Task goal: Show all lines from the data that include the word "series".
=======
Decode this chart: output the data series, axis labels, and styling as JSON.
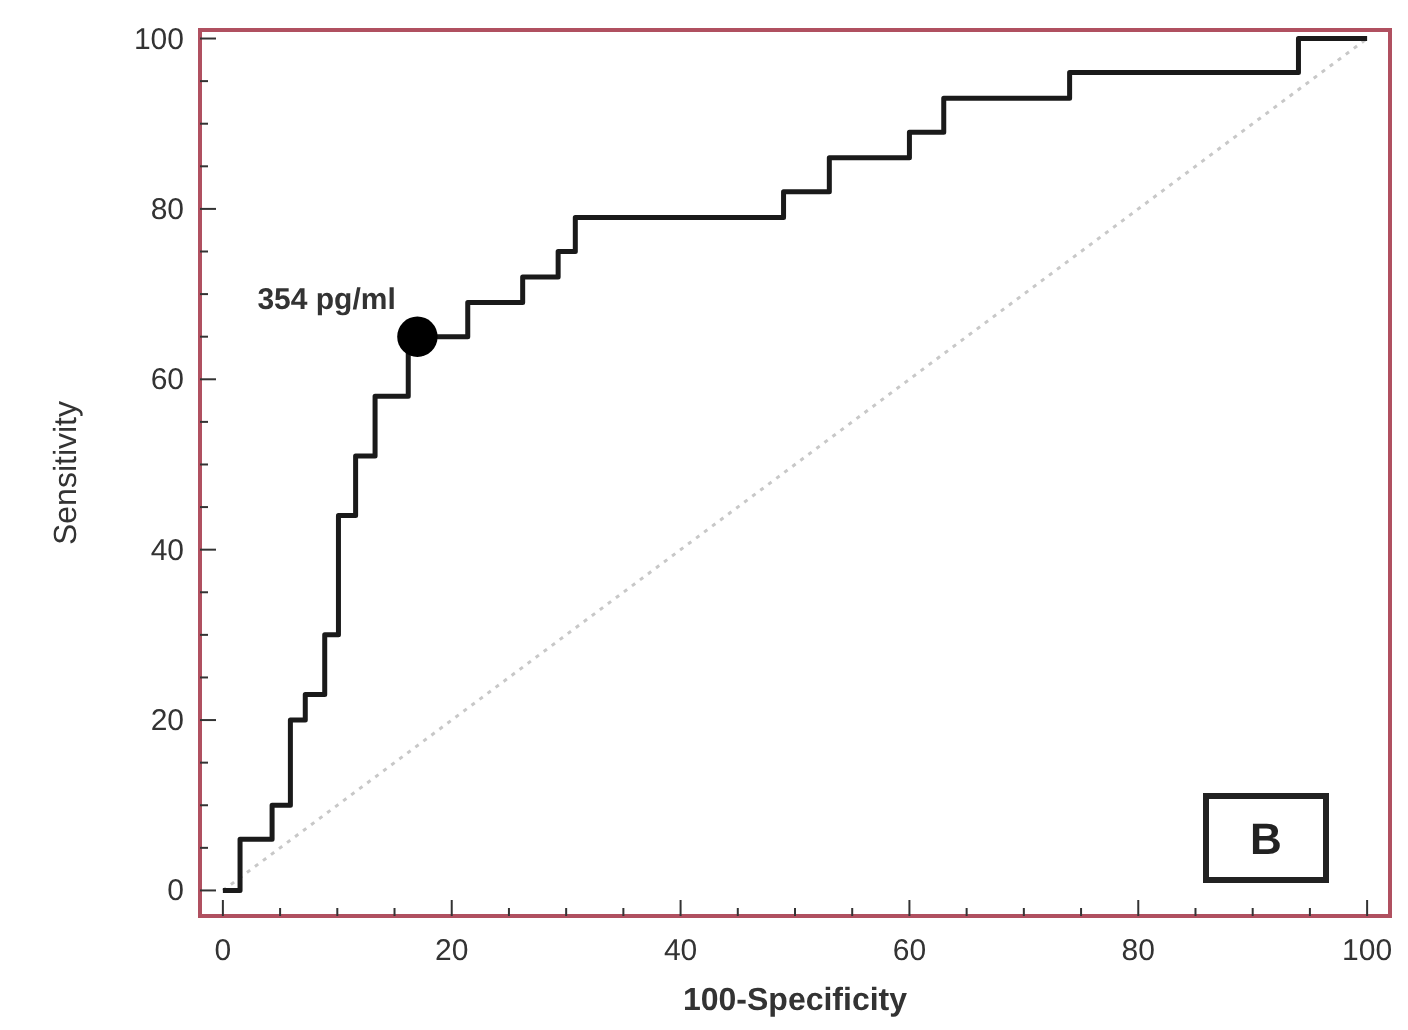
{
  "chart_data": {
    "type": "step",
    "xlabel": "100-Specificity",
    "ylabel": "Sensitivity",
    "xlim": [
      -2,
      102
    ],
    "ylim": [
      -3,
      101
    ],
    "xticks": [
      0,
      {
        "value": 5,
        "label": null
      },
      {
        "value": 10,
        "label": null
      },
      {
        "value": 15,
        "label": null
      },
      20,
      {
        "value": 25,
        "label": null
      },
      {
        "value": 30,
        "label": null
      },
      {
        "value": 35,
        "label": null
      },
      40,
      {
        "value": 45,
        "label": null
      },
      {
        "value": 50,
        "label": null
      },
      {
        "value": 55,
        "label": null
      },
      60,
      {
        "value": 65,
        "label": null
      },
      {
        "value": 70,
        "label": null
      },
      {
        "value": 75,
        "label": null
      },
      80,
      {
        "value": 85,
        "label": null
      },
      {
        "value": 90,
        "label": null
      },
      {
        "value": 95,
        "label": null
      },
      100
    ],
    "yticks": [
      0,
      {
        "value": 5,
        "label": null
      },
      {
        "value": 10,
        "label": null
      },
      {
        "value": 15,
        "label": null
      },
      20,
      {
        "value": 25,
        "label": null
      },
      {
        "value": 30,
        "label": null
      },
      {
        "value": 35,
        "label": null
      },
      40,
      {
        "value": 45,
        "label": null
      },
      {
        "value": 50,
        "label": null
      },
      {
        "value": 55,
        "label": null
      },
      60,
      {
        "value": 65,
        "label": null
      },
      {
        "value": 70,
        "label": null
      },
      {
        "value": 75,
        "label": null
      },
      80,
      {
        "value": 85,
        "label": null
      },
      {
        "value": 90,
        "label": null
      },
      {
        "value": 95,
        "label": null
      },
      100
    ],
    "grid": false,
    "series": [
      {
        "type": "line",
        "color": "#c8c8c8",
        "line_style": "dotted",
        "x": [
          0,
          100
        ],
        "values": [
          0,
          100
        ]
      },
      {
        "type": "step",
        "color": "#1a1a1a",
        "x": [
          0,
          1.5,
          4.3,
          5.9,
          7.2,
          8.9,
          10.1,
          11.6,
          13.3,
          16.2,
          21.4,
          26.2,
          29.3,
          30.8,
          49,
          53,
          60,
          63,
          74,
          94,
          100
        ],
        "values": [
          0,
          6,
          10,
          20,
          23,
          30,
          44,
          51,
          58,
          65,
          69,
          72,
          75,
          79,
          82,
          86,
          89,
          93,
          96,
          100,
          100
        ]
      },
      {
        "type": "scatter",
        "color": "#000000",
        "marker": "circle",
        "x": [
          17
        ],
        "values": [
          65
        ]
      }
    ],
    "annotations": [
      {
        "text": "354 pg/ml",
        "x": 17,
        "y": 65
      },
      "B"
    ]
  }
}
=======
Task answer:
Decode this chart: output the data series, axis labels, and styling as JSON.
    "series": [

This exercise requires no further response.